• **Consigna del ejercicio**
Continúa el texto sobre la juventud de Ernesto Sabato en La Plata a partir de su última oración.
::: Fragmento de texto
Su rendimiento en los primeros dos años del colegio fue tan bueno que en el tercero adelantó un año al rendir todas las materias como alumno libre. Entre diciembre de 1926 y marzo del año siguiente aprobó las nueve asignaturas correspondientes. En paralelo, tomó durante tres años cursos de inglés en la escuela de Lenguas Vivas.

A medida que fue creciendo, sus intereses comenzaron a mutar. Se hizo habitué de las estudiantinas que se organizaban en el Bosque y de las funciones del Cine América. Una de las cosas que lo encandilaron por entonces fue el ajedrez. Leía libros sobre estrategia para afrontar las partidas y jugaba a toda hora; hasta llegó a coronarse campeón en un torneo organizado en el colegio. En esa época tuvo un mayor acercamiento a Martínez Estrada, a quien no había tenido como profesor pero lo unía la afición por ese deporte. En 1927, cuando se llevó a cabo en Buenos Aires el Mundial de Ajedrez, quiso conocer personalmente a quienes en ese momento eran los máximos exponentes de la actividad: el campeón cubano José Raúl Capablanca y el retador ruso Alexander Alekhine, que a la postre se consagró ganador. A lo largo de su obra pueden hallarse referencias al ajedrez. En Sobre héroes y tumbas, el capítulo titulado “Un Dios desconocido” aúna hechos políticos de sus años de estudiante universitario con historias de anarquistas ajedrecistas. Uno de esos personajes, llamado Max, está inspirado en el astrónomo de origen belga Miguel Itzigsohn, destacado ajedrecista y uno de sus mejores amigos de aquellos años, con quien compartió la pensión y la militancia mientras ambos cursaban la carrera de Física. Permeable a los drásticos cambios de timón, sin embargo, Ernesto abandonó el ajedrez de un día para otro, alegando que era “una enorme estupidez” y llegando a considerarlo, incluso, pernicioso porque “despierta vanidad y rencores”.16.

En aquella época, la impronta de la Reforma Universitaria lo impregnaba todo. Por entonces, Juan –constante referencia para Ernesto– estaba inmerso en los grupos que bregaban desde la FULP por la aplicación efectiva de los cambios propuestos en Córdoba en 1918. No era inusual que, en su compañía, Ernesto asistiera a reuniones en las que estaban los principales activistas de la universidad. Así fue empezando a interesarse por la política y poco a poco asumió una actitud de fuerte compromiso social.

Desde hacía tiempo, la protesta en repudio por la condena a pena de muerte dictada por la justicia del Estado de Massachusetts contra los inmigrantes italianos Nicola Sacco y Bartolomeo Vanzetti, acusados por un violento robo a una financiera en el que fueron asesinadas dos personas, recorría el mundo. El caso revitalizó el activismo anarquista en el ámbito estudiantil platense. Cuando, el 23 de agosto de 1927, se produjo finalmente la ejecución, Sabato se sumó a una fuerte huelga de estudiantes que incluyó diversas actividades callejeras de las que también participaron docentes, entre ellos uno de sus profesores más apreciados: el físico, matemático y astrónomo Enrique Loedel Palumbo, uno de los primeros científicos de Latinoamérica en escribir sobre la relatividad. Como había nacido en Montevideo, durante algún tiempo lo llamaron “el Einstein uruguayo”. Cultivaba la filosofía y la poesía y era, además, un ferviente anarquista.
::::::
::: Extracto de datos
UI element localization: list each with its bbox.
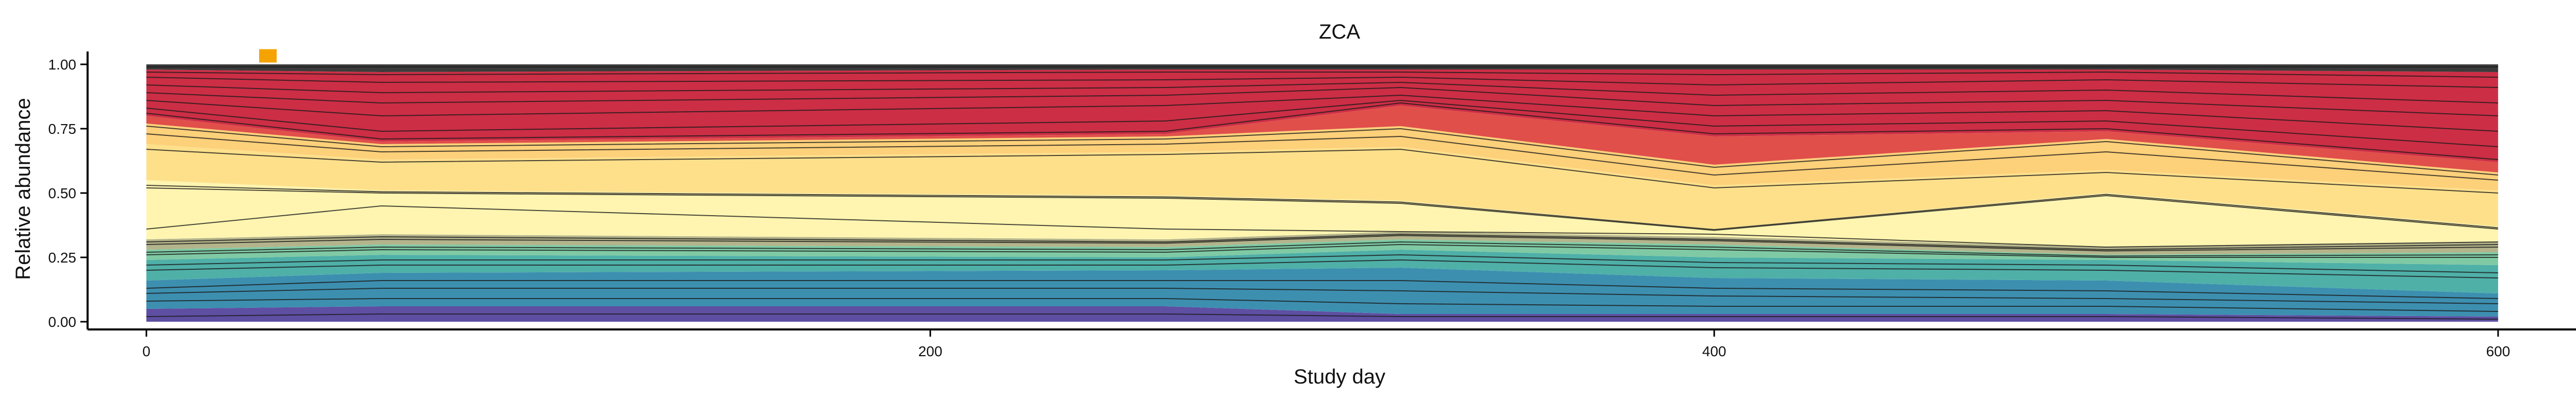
::::::
• **Respuesta del ejercicio**
Ernesto promediaba la secundaria cuando comenzó a sentirse atraído por las ideas libertarias, a las que se fue acercando guiado por referentes como el propio Loedel Palumbo o el pedagogo José María Lunazzi.

En los mítines políticos a los que empezó a asistir se mezclaban el repudio a los abusos patronales y al sesgo considerado antiobrero de los gobiernos radicales con la condena al fascismo italiano y el intervencionismo estadounidense en Centroamérica. Contagiado del coraje y la entrega de figuras casi legendarias como Rodolfo González Pacheco o Severino Di Giovanni, a quien conoció en el centro literario El Ateneo, comenzó a participar en diversas tareas de agitación que años después llegó a calificar como verdaderos actos de terrorismo.17

La discusión de la política universitaria se centraba en los alcances del reformismo. En un extremo del abanico estaban los que defendían exclusivamente la idea de un cambio en la democracia interna de la casa de estudios; en el otro rincón, aquellos que pugnaban por transformar el movimiento en el germen de un cambio social y político más profundo. Esa disputa, que generaba constantes reagrupamientos y pases de uno a otro sector, se sumaba a un debate preexistente en el interior del anarquismo, en el que algunos, sobre todo los activistas de origen universitario, cuestionaban la violencia exagerada e inconducente de algunas acciones a las que calificaban como injustificadas y hasta criminales. Esos mismos sectores criticaban los desvaríos provocados por la falta de organicidad y el nihilismo en el que se extraviaban límites y objetivos.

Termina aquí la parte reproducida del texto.